### What is asked
Your task is to filter the data below down to the lines holding "новой".

### Working data
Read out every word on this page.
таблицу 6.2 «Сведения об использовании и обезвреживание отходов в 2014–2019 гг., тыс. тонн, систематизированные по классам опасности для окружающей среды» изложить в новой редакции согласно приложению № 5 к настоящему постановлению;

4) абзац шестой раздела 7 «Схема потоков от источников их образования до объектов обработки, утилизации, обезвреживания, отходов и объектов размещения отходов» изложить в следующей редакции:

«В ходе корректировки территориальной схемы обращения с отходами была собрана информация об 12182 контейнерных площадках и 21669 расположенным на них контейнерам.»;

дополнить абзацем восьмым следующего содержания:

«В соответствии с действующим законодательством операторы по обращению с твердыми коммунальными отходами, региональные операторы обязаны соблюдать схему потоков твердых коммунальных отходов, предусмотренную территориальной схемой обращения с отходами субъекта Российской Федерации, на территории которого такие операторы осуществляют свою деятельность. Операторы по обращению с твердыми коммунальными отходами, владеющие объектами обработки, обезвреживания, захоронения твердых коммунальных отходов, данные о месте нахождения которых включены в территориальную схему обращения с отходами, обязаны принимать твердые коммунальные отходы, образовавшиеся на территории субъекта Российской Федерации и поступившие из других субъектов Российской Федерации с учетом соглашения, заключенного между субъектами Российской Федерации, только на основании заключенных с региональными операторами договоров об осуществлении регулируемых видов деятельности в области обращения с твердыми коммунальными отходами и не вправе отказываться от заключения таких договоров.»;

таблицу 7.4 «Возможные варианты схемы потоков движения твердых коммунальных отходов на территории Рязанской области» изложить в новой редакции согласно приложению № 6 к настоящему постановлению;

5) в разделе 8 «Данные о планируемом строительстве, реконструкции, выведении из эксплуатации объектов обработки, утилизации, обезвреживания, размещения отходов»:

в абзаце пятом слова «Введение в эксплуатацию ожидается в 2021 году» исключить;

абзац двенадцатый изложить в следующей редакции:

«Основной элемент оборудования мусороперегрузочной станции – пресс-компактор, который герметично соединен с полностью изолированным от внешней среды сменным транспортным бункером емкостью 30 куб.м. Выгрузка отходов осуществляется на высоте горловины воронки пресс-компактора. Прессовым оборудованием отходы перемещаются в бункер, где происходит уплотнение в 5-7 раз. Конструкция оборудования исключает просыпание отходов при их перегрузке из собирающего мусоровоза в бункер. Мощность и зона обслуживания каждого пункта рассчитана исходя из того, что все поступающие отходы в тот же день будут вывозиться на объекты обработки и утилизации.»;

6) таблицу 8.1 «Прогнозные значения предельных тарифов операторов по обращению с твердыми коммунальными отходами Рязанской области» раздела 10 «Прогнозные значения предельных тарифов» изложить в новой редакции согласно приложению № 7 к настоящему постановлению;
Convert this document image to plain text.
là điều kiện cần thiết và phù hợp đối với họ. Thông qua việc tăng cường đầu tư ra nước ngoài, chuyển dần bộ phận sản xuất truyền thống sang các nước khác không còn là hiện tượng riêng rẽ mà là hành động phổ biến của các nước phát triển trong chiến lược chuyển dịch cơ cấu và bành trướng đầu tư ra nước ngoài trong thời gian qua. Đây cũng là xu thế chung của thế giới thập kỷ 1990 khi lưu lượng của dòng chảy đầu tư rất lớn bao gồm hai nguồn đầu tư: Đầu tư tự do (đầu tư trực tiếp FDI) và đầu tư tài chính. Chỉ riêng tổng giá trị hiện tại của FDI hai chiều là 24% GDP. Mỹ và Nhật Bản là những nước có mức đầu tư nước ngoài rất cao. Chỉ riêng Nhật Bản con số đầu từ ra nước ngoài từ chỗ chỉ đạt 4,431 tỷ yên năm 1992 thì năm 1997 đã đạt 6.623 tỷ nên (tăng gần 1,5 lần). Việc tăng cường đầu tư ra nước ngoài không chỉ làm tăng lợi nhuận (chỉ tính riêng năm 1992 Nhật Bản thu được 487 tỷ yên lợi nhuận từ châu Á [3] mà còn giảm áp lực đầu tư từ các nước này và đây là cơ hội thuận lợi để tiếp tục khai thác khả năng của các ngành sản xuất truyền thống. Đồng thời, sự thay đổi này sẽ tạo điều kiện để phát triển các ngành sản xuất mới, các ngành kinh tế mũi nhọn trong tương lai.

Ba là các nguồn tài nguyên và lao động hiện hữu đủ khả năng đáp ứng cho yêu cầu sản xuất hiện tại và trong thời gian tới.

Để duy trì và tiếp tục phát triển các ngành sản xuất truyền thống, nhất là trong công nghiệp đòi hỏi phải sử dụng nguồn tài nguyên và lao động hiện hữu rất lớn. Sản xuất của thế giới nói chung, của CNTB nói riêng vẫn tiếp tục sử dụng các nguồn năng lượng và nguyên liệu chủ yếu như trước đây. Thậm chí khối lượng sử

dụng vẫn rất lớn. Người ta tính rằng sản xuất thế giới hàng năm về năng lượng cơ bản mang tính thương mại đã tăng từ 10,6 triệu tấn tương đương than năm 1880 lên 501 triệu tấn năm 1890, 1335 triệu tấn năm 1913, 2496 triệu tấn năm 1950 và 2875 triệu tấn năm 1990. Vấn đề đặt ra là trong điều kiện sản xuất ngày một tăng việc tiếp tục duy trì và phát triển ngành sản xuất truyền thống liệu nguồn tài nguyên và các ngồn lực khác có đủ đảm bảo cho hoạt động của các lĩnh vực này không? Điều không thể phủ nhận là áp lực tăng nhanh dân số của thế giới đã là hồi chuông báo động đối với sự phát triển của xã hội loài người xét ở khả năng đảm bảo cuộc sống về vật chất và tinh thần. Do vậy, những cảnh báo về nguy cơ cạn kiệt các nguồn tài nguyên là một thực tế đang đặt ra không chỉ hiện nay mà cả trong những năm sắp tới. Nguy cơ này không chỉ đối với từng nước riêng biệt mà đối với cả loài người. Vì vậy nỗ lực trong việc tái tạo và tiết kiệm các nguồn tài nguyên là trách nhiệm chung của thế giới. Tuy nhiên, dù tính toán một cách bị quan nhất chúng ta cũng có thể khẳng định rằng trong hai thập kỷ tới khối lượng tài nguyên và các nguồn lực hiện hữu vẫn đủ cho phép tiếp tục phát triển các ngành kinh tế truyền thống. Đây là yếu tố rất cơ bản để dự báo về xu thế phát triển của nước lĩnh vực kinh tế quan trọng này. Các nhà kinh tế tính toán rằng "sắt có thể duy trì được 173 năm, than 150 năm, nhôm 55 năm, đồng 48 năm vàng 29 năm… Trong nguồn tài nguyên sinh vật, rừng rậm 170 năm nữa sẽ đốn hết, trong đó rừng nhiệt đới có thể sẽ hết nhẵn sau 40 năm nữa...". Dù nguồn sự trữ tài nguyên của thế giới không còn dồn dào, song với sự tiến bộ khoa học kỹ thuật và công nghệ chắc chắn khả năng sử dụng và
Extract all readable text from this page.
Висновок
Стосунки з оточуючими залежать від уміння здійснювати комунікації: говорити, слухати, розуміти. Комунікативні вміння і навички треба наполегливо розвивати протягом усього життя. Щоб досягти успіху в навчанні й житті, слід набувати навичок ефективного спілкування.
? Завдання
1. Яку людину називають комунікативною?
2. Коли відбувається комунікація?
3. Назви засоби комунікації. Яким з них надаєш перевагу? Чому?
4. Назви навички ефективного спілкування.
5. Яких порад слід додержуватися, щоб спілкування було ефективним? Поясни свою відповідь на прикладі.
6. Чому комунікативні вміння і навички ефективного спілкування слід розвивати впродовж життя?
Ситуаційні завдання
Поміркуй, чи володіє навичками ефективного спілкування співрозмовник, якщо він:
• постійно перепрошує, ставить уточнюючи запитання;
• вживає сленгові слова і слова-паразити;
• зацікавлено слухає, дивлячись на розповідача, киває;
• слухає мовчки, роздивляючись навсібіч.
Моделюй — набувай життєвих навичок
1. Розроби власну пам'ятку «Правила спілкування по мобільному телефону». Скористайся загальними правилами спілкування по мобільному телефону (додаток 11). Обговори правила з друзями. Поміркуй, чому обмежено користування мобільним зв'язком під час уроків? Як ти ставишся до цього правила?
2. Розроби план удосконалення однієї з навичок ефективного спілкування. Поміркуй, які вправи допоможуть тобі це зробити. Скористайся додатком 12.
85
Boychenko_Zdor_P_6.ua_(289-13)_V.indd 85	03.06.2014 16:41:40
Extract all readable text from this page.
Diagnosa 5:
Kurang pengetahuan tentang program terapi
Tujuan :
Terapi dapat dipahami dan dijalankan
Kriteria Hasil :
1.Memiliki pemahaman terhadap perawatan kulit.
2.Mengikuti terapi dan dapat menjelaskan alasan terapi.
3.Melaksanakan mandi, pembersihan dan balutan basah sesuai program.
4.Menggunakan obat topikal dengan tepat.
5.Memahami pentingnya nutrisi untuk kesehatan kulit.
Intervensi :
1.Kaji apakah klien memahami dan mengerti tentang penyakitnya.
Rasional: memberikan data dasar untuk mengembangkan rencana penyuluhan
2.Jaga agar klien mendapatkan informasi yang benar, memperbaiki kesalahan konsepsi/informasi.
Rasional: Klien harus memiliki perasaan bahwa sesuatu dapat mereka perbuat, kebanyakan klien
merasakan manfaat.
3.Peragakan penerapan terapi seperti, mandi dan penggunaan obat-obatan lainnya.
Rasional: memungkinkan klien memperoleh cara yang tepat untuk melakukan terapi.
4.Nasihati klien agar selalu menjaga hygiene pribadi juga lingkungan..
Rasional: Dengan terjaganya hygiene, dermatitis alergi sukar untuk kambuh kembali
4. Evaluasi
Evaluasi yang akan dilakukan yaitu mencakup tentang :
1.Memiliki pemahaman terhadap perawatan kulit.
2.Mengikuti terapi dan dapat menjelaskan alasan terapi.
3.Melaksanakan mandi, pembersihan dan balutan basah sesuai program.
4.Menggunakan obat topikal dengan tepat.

### Answer for the task
таблицу 6.2 «Сведения об использовании и обезвреживание отходов в 2014–2019 гг., тыс. тонн, систематизированные по классам опасности для окружающей среды» изложить в новой редакции согласно приложению № 5 к настоящему постановлению;
таблицу 7.4 «Возможные варианты схемы потоков движения твердых коммунальных отходов на территории Рязанской области» изложить в новой редакции согласно приложению № 6 к настоящему постановлению;
6) таблицу 8.1 «Прогнозные значения предельных тарифов операторов по обращению с твердыми коммунальными отходами Рязанской области» раздела 10 «Прогнозные значения предельных тарифов» изложить в новой редакции согласно приложению № 7 к настоящему постановлению;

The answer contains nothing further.